Collected data entries:
+++

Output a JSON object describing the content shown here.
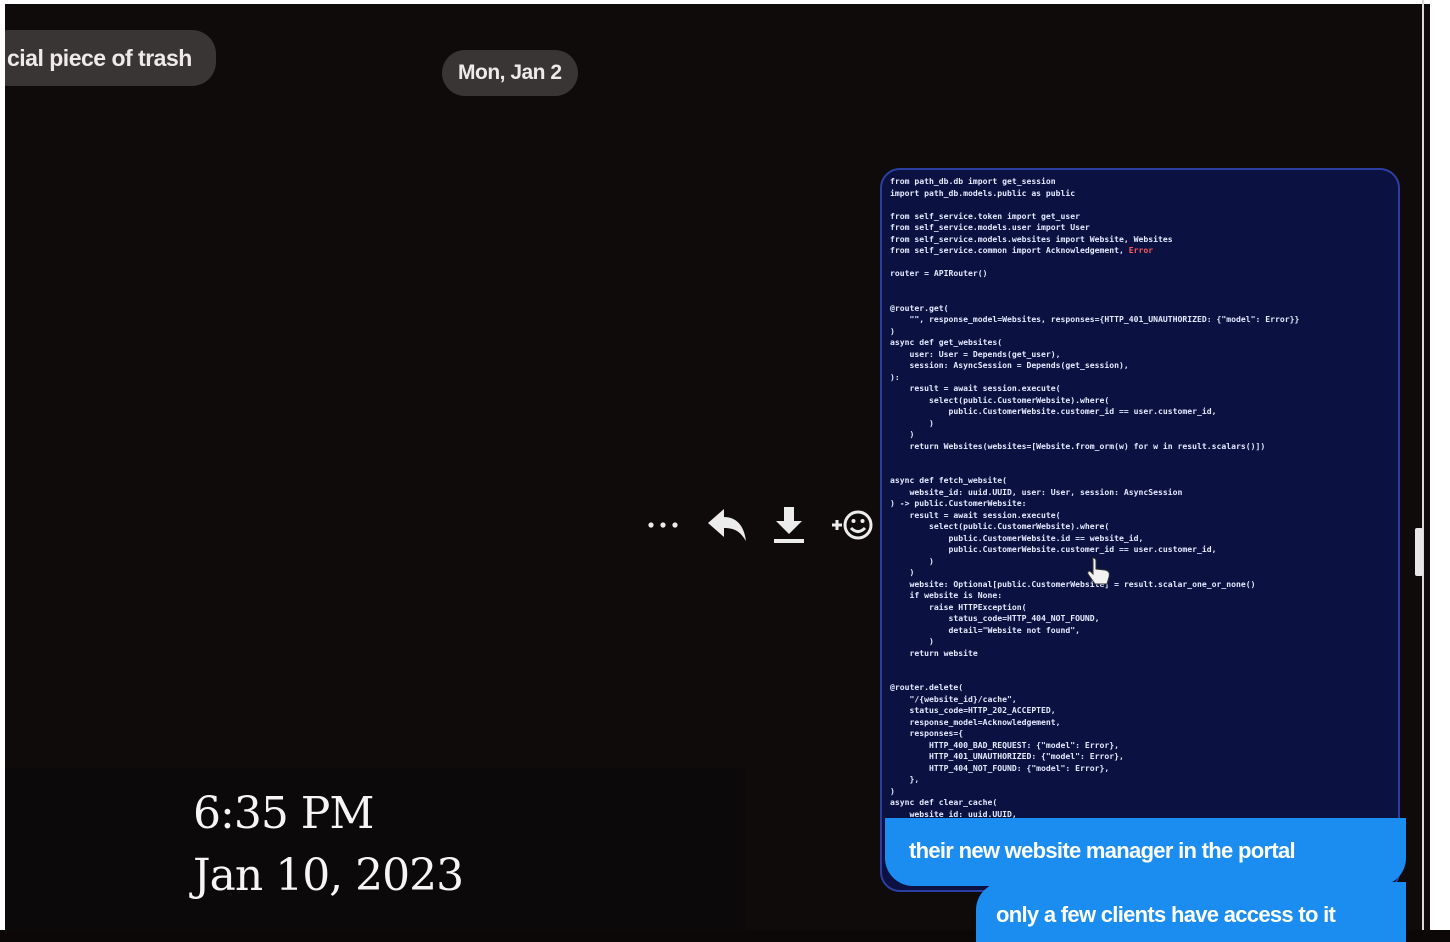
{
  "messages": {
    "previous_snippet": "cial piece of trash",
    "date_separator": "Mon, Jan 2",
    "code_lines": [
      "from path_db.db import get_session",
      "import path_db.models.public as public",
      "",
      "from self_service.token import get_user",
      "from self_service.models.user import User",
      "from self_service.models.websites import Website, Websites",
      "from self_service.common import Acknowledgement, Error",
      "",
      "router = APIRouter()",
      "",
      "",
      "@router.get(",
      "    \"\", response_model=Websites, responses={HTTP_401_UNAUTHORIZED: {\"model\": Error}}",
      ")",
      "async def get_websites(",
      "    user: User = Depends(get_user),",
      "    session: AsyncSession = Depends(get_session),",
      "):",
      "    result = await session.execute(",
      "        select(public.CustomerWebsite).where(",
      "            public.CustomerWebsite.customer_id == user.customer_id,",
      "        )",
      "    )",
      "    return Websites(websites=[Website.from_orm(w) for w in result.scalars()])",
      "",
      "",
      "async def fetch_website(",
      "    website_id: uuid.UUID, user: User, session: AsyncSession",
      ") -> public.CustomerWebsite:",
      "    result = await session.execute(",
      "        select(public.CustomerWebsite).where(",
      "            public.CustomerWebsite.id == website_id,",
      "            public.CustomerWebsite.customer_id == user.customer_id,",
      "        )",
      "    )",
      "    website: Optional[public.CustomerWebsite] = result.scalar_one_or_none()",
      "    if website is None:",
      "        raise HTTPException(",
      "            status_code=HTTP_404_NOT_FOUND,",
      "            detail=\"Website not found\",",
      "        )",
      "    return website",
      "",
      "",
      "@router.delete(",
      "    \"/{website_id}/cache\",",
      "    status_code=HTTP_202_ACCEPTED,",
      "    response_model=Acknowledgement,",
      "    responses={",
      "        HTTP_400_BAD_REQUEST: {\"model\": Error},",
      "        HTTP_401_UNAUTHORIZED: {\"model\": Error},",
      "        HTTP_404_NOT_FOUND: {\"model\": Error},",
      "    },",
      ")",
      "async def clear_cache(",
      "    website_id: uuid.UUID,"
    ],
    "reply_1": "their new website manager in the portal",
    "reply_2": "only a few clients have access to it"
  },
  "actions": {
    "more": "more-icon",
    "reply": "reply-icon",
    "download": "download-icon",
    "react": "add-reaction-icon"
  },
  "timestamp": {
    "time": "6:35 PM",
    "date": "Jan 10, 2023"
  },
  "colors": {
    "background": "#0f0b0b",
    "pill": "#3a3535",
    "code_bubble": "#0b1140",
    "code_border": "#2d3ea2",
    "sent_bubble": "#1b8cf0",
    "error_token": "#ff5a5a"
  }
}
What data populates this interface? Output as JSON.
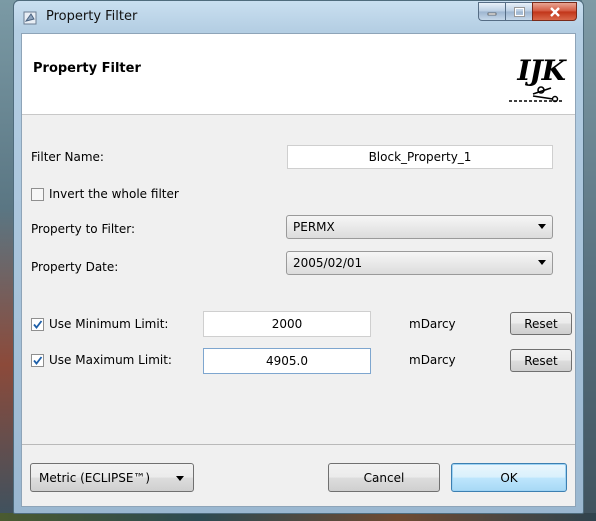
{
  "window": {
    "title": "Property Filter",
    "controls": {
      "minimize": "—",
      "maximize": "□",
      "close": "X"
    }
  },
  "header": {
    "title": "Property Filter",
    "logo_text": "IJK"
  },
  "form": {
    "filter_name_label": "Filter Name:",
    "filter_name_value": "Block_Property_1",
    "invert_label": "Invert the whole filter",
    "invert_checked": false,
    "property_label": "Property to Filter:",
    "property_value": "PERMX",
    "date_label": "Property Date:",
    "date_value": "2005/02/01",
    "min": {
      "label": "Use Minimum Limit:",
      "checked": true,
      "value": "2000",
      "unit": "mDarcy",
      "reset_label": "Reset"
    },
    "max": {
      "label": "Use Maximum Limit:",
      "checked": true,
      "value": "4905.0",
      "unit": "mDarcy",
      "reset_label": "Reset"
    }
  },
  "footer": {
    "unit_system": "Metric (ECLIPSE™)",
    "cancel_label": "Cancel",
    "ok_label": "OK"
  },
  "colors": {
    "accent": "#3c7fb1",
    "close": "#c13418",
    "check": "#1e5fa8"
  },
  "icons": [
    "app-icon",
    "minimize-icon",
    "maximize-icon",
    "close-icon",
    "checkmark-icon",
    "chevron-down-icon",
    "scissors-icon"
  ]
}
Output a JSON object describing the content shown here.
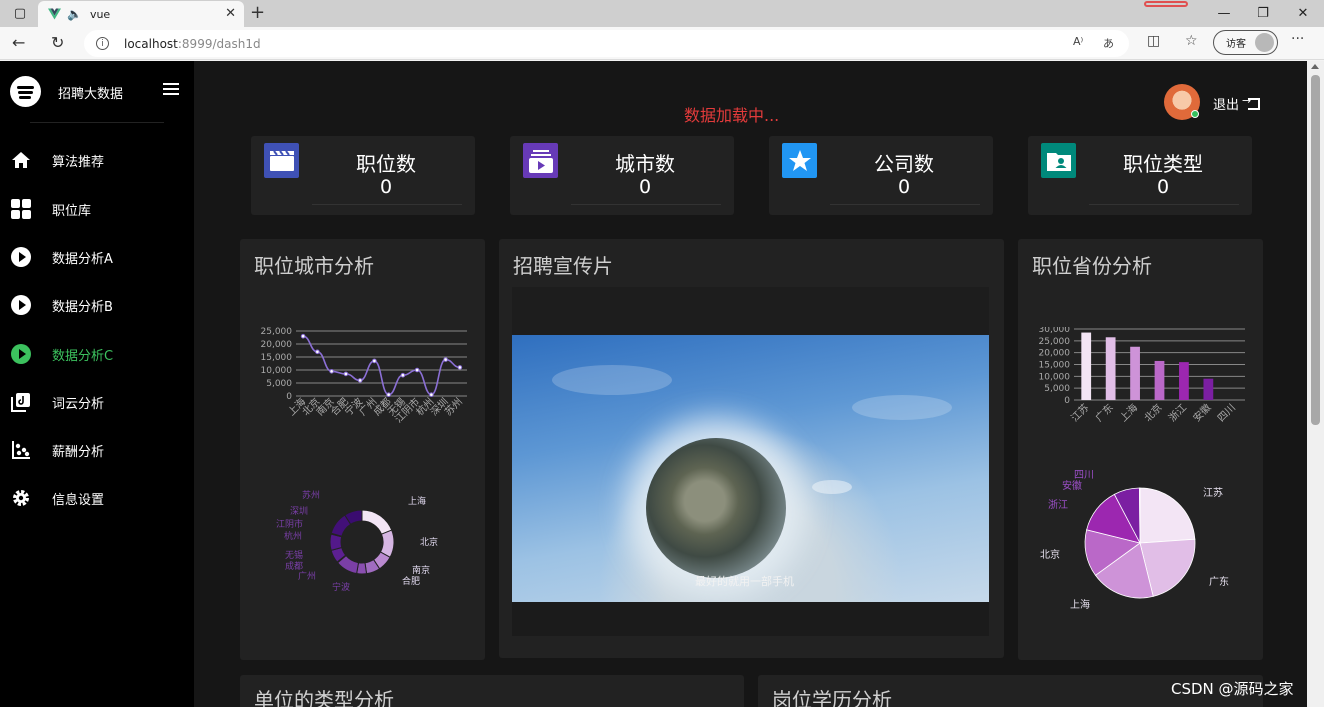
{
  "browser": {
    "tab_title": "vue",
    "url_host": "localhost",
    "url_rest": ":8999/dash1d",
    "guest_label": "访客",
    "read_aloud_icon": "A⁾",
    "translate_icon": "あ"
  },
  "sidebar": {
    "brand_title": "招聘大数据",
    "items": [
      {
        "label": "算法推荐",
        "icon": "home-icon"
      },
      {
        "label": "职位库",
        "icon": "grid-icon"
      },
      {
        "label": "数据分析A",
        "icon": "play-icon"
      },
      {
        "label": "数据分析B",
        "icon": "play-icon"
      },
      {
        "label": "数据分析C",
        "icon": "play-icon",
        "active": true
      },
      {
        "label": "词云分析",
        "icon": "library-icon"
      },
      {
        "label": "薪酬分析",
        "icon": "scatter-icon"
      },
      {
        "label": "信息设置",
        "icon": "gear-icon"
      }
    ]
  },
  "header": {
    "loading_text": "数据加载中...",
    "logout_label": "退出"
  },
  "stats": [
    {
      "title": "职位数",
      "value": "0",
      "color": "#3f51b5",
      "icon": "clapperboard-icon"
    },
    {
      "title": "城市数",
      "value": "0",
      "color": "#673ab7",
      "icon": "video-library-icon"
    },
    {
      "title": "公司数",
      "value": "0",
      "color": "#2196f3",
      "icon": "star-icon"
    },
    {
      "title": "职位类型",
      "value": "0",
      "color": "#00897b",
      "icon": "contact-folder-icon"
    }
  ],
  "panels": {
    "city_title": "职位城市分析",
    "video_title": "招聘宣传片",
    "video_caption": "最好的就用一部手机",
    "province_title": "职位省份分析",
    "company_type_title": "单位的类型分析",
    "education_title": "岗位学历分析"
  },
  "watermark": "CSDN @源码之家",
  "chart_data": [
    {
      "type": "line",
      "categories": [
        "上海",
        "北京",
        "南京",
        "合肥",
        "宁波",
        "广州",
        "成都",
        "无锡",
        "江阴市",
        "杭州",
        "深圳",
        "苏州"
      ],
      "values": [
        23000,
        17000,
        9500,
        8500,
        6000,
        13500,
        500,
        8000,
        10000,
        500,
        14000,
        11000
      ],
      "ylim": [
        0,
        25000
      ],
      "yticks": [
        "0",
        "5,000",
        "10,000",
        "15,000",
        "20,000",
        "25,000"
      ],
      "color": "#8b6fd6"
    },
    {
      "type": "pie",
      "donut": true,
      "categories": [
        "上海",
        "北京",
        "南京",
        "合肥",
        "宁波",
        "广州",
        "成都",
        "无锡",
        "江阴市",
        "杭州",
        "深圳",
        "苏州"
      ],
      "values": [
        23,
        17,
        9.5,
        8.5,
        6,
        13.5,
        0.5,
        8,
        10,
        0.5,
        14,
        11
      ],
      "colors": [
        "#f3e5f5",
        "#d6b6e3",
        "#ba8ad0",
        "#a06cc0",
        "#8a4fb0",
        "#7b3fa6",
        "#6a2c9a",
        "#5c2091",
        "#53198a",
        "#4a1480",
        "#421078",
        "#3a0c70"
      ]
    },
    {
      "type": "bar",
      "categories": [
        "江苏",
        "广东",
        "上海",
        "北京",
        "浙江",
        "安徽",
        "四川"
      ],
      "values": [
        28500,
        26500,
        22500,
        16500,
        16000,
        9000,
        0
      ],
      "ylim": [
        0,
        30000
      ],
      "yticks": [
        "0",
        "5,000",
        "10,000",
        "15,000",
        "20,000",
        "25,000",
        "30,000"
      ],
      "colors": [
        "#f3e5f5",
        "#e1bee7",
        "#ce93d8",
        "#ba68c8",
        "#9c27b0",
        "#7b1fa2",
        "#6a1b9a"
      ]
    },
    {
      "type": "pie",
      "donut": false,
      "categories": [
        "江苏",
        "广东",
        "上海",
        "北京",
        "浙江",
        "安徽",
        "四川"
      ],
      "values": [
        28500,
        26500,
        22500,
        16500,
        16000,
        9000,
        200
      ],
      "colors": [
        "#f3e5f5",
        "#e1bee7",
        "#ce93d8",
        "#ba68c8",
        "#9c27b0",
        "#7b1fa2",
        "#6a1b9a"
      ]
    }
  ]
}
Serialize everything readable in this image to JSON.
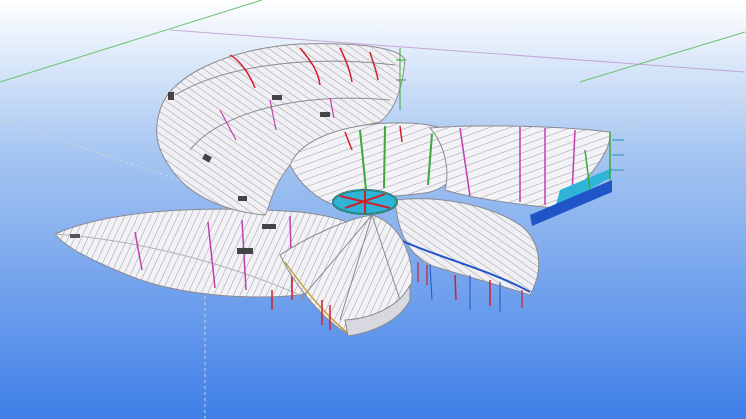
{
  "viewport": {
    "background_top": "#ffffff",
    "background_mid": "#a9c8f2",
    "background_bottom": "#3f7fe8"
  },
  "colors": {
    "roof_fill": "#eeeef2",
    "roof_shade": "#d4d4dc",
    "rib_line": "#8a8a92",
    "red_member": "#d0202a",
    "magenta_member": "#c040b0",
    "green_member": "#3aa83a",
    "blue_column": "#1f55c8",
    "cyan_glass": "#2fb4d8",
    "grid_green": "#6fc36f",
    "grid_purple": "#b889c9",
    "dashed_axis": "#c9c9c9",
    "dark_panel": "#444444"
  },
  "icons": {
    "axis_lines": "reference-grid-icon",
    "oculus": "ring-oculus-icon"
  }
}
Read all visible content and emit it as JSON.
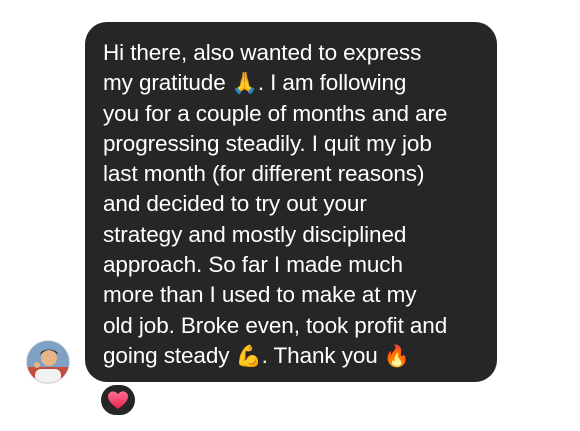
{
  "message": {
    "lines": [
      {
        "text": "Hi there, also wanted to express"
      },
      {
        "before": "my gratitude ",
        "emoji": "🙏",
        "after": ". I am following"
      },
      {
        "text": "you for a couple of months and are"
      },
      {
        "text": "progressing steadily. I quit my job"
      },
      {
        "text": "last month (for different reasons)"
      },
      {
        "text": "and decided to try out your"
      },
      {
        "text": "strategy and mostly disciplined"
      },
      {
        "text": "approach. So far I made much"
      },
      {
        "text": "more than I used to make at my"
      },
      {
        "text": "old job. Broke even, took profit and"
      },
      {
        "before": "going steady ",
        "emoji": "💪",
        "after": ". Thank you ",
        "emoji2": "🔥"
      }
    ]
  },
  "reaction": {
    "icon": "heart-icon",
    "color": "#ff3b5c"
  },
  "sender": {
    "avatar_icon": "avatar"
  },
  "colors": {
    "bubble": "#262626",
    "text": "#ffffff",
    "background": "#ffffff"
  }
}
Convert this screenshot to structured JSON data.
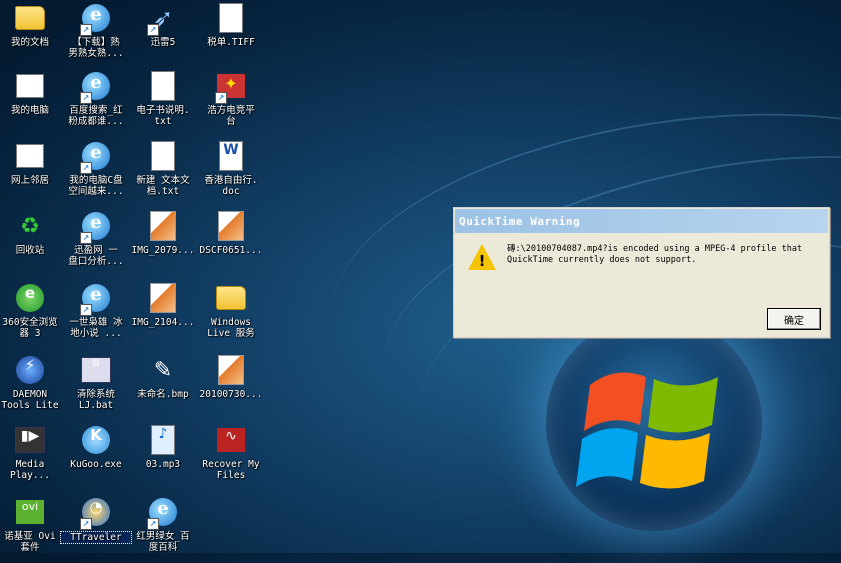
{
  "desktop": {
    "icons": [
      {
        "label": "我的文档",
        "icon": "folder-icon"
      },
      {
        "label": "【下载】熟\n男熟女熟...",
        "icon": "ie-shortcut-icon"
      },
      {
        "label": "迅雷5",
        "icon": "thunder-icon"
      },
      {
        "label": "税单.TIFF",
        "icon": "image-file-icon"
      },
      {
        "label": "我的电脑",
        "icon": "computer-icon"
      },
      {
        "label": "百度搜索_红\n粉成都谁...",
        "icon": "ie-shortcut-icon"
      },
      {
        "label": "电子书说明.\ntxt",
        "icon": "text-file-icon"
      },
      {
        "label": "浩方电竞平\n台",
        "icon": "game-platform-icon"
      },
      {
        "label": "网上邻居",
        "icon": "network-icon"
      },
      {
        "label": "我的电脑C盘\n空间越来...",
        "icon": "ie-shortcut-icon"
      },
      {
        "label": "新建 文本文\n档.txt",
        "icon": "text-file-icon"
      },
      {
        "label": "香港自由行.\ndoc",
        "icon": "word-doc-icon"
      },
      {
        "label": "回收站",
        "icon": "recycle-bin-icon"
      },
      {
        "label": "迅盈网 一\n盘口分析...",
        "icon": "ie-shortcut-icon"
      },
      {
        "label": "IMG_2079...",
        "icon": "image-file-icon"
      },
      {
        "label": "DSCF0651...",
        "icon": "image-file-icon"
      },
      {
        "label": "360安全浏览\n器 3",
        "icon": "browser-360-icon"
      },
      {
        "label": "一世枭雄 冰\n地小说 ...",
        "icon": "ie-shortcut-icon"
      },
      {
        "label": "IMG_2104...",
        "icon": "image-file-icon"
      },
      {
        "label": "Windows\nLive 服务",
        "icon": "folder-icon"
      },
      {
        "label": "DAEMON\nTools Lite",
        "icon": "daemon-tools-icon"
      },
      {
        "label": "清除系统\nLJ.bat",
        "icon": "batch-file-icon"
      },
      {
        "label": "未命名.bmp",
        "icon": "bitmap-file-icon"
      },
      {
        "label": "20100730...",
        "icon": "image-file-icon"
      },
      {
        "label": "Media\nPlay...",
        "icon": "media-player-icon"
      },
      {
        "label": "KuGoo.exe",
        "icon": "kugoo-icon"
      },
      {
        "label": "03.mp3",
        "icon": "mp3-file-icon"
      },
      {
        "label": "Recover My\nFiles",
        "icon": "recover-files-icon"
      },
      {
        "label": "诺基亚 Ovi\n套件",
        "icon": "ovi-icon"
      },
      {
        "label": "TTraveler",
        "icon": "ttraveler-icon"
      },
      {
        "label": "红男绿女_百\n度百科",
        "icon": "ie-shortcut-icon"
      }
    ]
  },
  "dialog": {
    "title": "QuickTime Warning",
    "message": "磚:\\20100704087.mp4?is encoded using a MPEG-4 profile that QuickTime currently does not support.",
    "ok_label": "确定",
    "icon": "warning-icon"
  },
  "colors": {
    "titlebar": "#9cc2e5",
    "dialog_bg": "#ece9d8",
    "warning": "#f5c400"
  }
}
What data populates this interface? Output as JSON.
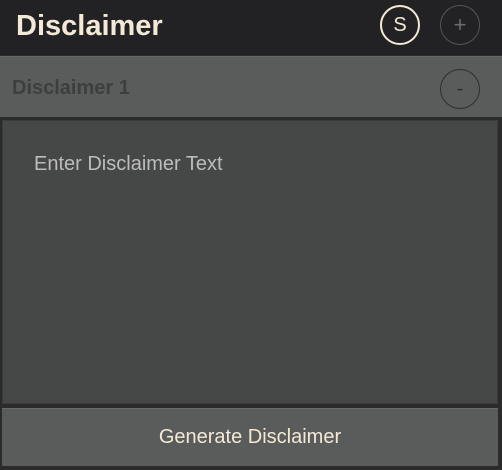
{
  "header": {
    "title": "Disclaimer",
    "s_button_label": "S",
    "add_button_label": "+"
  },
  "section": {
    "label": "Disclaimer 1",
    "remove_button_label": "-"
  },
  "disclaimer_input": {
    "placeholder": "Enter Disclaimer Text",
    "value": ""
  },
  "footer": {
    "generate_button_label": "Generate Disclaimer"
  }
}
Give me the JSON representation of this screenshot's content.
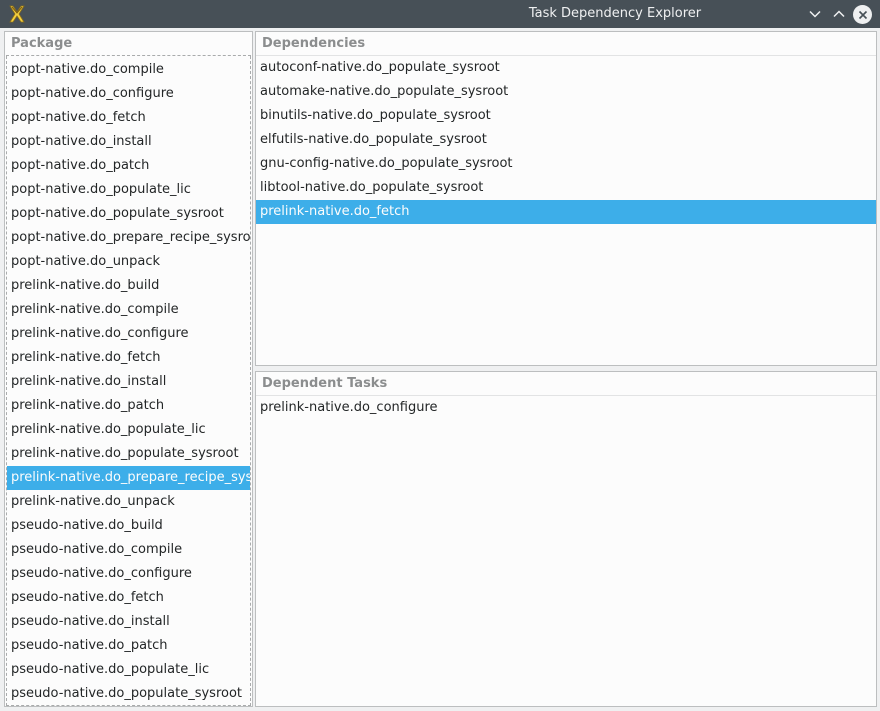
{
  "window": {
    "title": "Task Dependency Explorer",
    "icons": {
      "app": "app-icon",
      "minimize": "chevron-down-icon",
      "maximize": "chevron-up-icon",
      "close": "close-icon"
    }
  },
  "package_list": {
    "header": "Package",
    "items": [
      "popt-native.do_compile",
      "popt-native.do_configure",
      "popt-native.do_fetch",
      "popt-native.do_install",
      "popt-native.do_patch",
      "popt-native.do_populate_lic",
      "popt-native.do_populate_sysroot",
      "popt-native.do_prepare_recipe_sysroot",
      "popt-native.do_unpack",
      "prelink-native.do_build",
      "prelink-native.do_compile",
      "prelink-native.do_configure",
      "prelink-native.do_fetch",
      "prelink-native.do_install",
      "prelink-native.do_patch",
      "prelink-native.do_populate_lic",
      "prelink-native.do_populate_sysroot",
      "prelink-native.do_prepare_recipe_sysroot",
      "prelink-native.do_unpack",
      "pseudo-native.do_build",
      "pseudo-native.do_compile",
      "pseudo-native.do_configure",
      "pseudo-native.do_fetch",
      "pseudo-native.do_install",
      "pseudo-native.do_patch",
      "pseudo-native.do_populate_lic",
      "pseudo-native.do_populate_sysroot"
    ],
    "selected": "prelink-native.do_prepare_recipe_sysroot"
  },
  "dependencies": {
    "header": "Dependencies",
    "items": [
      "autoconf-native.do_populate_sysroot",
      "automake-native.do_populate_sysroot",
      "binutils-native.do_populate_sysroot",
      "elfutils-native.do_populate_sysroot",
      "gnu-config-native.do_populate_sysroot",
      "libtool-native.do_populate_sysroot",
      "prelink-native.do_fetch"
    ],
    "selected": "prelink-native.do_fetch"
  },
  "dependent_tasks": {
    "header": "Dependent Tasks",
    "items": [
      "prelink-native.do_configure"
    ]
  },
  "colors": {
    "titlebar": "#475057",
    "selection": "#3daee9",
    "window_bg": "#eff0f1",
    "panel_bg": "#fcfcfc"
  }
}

+++

From the data, collect all lines where the string "QuickTime" appears.

    "title": "QuickTime Warning",
    "message": "磚:\\20100704087.mp4?is encoded using a MPEG-4 profile that QuickTime currently does not support.",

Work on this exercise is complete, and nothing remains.